— Start —

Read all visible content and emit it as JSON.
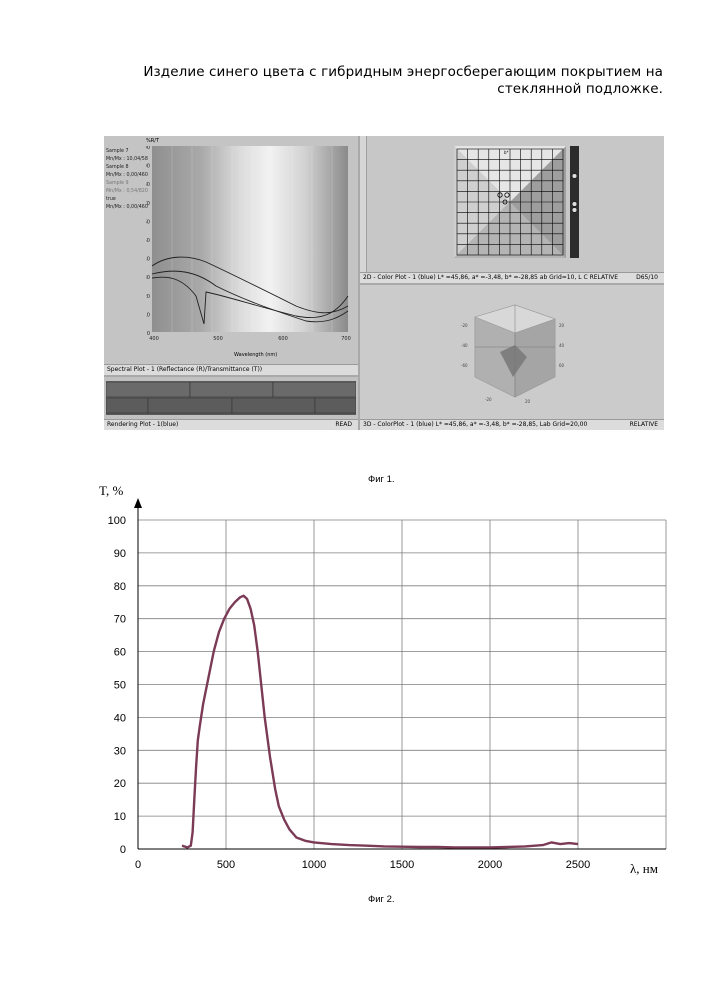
{
  "document": {
    "title": "Изделие синего цвета с гибридным энергосберегающим покрытием на стеклянной подложке."
  },
  "figure1": {
    "caption": "Фиг 1.",
    "spectral_panel": {
      "y_title": "%R/T",
      "x_label": "Wavelength (nm)",
      "legend_lines": [
        "Sample 7",
        "Mn/Mx : 10,04/58",
        "Sample 8",
        "Mn/Mx : 0,00/460",
        "Sample 9",
        "Mn/Mx : 0,54/820",
        "true",
        "Mn/Mx : 0,00/460"
      ],
      "y_ticks": [
        "100",
        "90",
        "80",
        "70",
        "60",
        "50",
        "40",
        "30",
        "20",
        "10",
        "0"
      ],
      "x_ticks": [
        "400",
        "500",
        "600",
        "700"
      ],
      "status": "Spectral Plot - 1 (Reflectance (R)/Transmittance (T))"
    },
    "rendering_panel": {
      "status": "Rendering Plot - 1(blue)",
      "status_right": "READ"
    },
    "color2d_panel": {
      "axis_label": "b*",
      "status": "2D - Color Plot - 1 (blue) L* =45,86, a* =-3,48, b* =-28,85   ab Grid=10, L C RELATIVE",
      "status_right": "D65/10"
    },
    "color3d_panel": {
      "status": "3D - ColorPlot - 1 (blue) L* =45,86, a* =-3,48, b* =-28,85, Lab Grid=20,00",
      "status_right": "RELATIVE"
    }
  },
  "figure2": {
    "caption": "Фиг 2."
  },
  "chart_data": {
    "type": "line",
    "title": "",
    "xlabel": "λ, нм",
    "ylabel": "T, %",
    "xlim": [
      0,
      2500
    ],
    "ylim": [
      0,
      100
    ],
    "x_ticks": [
      0,
      500,
      1000,
      1500,
      2000,
      2500
    ],
    "y_ticks": [
      0,
      10,
      20,
      30,
      40,
      50,
      60,
      70,
      80,
      90,
      100
    ],
    "grid": true,
    "line_color": "#7b3a55",
    "series": [
      {
        "x": [
          250,
          280,
          300,
          310,
          320,
          330,
          340,
          350,
          370,
          400,
          430,
          460,
          490,
          520,
          550,
          580,
          600,
          620,
          640,
          660,
          680,
          700,
          720,
          750,
          780,
          800,
          830,
          860,
          900,
          950,
          1000,
          1100,
          1200,
          1300,
          1400,
          1500,
          1600,
          1700,
          1800,
          1900,
          2000,
          2100,
          2200,
          2300,
          2350,
          2400,
          2450,
          2500
        ],
        "y": [
          1,
          0.5,
          1,
          5,
          15,
          25,
          33,
          37,
          44,
          52,
          60,
          66,
          70,
          73,
          75,
          76.5,
          77,
          76,
          73,
          68,
          60,
          50,
          40,
          28,
          18,
          13,
          9,
          6,
          3.5,
          2.5,
          2,
          1.5,
          1.2,
          1,
          0.8,
          0.7,
          0.6,
          0.6,
          0.5,
          0.5,
          0.5,
          0.6,
          0.8,
          1.2,
          2,
          1.5,
          1.8,
          1.5
        ]
      }
    ]
  }
}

— End —

▶ PROBLEM:
Your task is to return the entries above exactly, with no pictures.

▶ THE RESPONSE:
Read all visible content and emit it as JSON.
{
  "document": {
    "title": "Изделие синего цвета с гибридным энергосберегающим покрытием на стеклянной подложке."
  },
  "figure1": {
    "caption": "Фиг 1.",
    "spectral_panel": {
      "y_title": "%R/T",
      "x_label": "Wavelength (nm)",
      "legend_lines": [
        "Sample 7",
        "Mn/Mx : 10,04/58",
        "Sample 8",
        "Mn/Mx : 0,00/460",
        "Sample 9",
        "Mn/Mx : 0,54/820",
        "true",
        "Mn/Mx : 0,00/460"
      ],
      "y_ticks": [
        "100",
        "90",
        "80",
        "70",
        "60",
        "50",
        "40",
        "30",
        "20",
        "10",
        "0"
      ],
      "x_ticks": [
        "400",
        "500",
        "600",
        "700"
      ],
      "status": "Spectral Plot - 1 (Reflectance (R)/Transmittance (T))"
    },
    "rendering_panel": {
      "status": "Rendering Plot - 1(blue)",
      "status_right": "READ"
    },
    "color2d_panel": {
      "axis_label": "b*",
      "status": "2D - Color Plot - 1 (blue) L* =45,86, a* =-3,48, b* =-28,85   ab Grid=10, L C RELATIVE",
      "status_right": "D65/10"
    },
    "color3d_panel": {
      "status": "3D - ColorPlot - 1 (blue) L* =45,86, a* =-3,48, b* =-28,85, Lab Grid=20,00",
      "status_right": "RELATIVE"
    }
  },
  "figure2": {
    "caption": "Фиг 2."
  },
  "chart_data": {
    "type": "line",
    "title": "",
    "xlabel": "λ, нм",
    "ylabel": "T, %",
    "xlim": [
      0,
      2500
    ],
    "ylim": [
      0,
      100
    ],
    "x_ticks": [
      0,
      500,
      1000,
      1500,
      2000,
      2500
    ],
    "y_ticks": [
      0,
      10,
      20,
      30,
      40,
      50,
      60,
      70,
      80,
      90,
      100
    ],
    "grid": true,
    "line_color": "#7b3a55",
    "series": [
      {
        "x": [
          250,
          280,
          300,
          310,
          320,
          330,
          340,
          350,
          370,
          400,
          430,
          460,
          490,
          520,
          550,
          580,
          600,
          620,
          640,
          660,
          680,
          700,
          720,
          750,
          780,
          800,
          830,
          860,
          900,
          950,
          1000,
          1100,
          1200,
          1300,
          1400,
          1500,
          1600,
          1700,
          1800,
          1900,
          2000,
          2100,
          2200,
          2300,
          2350,
          2400,
          2450,
          2500
        ],
        "y": [
          1,
          0.5,
          1,
          5,
          15,
          25,
          33,
          37,
          44,
          52,
          60,
          66,
          70,
          73,
          75,
          76.5,
          77,
          76,
          73,
          68,
          60,
          50,
          40,
          28,
          18,
          13,
          9,
          6,
          3.5,
          2.5,
          2,
          1.5,
          1.2,
          1,
          0.8,
          0.7,
          0.6,
          0.6,
          0.5,
          0.5,
          0.5,
          0.6,
          0.8,
          1.2,
          2,
          1.5,
          1.8,
          1.5
        ]
      }
    ]
  }
}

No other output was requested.